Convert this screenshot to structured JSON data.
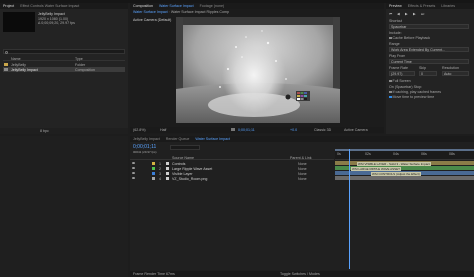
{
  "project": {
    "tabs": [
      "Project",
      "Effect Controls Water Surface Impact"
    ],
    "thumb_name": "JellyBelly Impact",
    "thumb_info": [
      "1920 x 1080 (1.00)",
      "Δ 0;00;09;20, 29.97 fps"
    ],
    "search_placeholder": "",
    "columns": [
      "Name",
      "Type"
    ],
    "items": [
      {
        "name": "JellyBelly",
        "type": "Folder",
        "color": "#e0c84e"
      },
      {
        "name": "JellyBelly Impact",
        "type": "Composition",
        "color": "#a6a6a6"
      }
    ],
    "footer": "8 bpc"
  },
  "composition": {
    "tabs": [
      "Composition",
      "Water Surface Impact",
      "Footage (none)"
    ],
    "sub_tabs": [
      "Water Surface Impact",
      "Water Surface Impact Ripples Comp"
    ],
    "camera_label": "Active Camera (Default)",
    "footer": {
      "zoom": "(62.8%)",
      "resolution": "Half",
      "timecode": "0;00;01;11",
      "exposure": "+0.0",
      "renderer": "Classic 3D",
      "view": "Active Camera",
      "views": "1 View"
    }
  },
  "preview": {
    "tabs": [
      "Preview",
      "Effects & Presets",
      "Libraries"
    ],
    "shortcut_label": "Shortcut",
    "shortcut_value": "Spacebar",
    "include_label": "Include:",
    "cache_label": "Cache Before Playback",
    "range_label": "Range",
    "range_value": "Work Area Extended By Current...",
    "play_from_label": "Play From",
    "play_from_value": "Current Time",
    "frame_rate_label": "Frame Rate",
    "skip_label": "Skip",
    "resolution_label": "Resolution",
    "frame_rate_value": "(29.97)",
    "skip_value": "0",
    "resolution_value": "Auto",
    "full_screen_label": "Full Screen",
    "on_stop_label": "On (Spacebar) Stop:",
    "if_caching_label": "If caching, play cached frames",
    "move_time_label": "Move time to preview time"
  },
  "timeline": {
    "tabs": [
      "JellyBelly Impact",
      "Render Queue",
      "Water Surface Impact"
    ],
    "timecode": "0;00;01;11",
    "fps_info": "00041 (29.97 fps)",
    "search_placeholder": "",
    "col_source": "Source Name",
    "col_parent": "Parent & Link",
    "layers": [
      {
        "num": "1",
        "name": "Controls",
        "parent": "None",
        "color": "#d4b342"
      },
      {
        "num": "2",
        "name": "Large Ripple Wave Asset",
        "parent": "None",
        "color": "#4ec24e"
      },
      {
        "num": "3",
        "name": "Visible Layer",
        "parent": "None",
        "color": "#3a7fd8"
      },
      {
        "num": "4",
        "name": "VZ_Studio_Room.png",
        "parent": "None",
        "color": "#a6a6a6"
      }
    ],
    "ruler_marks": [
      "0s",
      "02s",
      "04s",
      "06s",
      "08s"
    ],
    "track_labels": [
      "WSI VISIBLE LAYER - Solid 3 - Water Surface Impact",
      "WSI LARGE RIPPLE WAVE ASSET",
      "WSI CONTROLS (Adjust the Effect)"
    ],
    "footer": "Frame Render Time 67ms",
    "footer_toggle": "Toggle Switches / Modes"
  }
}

Your objective: Copy each line of the records precisely and drop any images they hold.

The result:
Convert this screenshot to structured JSON data.
{
  "project": {
    "tabs": [
      "Project",
      "Effect Controls Water Surface Impact"
    ],
    "thumb_name": "JellyBelly Impact",
    "thumb_info": [
      "1920 x 1080 (1.00)",
      "Δ 0;00;09;20, 29.97 fps"
    ],
    "search_placeholder": "",
    "columns": [
      "Name",
      "Type"
    ],
    "items": [
      {
        "name": "JellyBelly",
        "type": "Folder",
        "color": "#e0c84e"
      },
      {
        "name": "JellyBelly Impact",
        "type": "Composition",
        "color": "#a6a6a6"
      }
    ],
    "footer": "8 bpc"
  },
  "composition": {
    "tabs": [
      "Composition",
      "Water Surface Impact",
      "Footage (none)"
    ],
    "sub_tabs": [
      "Water Surface Impact",
      "Water Surface Impact Ripples Comp"
    ],
    "camera_label": "Active Camera (Default)",
    "footer": {
      "zoom": "(62.8%)",
      "resolution": "Half",
      "timecode": "0;00;01;11",
      "exposure": "+0.0",
      "renderer": "Classic 3D",
      "view": "Active Camera",
      "views": "1 View"
    }
  },
  "preview": {
    "tabs": [
      "Preview",
      "Effects & Presets",
      "Libraries"
    ],
    "shortcut_label": "Shortcut",
    "shortcut_value": "Spacebar",
    "include_label": "Include:",
    "cache_label": "Cache Before Playback",
    "range_label": "Range",
    "range_value": "Work Area Extended By Current...",
    "play_from_label": "Play From",
    "play_from_value": "Current Time",
    "frame_rate_label": "Frame Rate",
    "skip_label": "Skip",
    "resolution_label": "Resolution",
    "frame_rate_value": "(29.97)",
    "skip_value": "0",
    "resolution_value": "Auto",
    "full_screen_label": "Full Screen",
    "on_stop_label": "On (Spacebar) Stop:",
    "if_caching_label": "If caching, play cached frames",
    "move_time_label": "Move time to preview time"
  },
  "timeline": {
    "tabs": [
      "JellyBelly Impact",
      "Render Queue",
      "Water Surface Impact"
    ],
    "timecode": "0;00;01;11",
    "fps_info": "00041 (29.97 fps)",
    "search_placeholder": "",
    "col_source": "Source Name",
    "col_parent": "Parent & Link",
    "layers": [
      {
        "num": "1",
        "name": "Controls",
        "parent": "None",
        "color": "#d4b342"
      },
      {
        "num": "2",
        "name": "Large Ripple Wave Asset",
        "parent": "None",
        "color": "#4ec24e"
      },
      {
        "num": "3",
        "name": "Visible Layer",
        "parent": "None",
        "color": "#3a7fd8"
      },
      {
        "num": "4",
        "name": "VZ_Studio_Room.png",
        "parent": "None",
        "color": "#a6a6a6"
      }
    ],
    "ruler_marks": [
      "0s",
      "02s",
      "04s",
      "06s",
      "08s"
    ],
    "track_labels": [
      "WSI VISIBLE LAYER - Solid 3 - Water Surface Impact",
      "WSI LARGE RIPPLE WAVE ASSET",
      "WSI CONTROLS (Adjust the Effect)"
    ],
    "footer": "Frame Render Time 67ms",
    "footer_toggle": "Toggle Switches / Modes"
  }
}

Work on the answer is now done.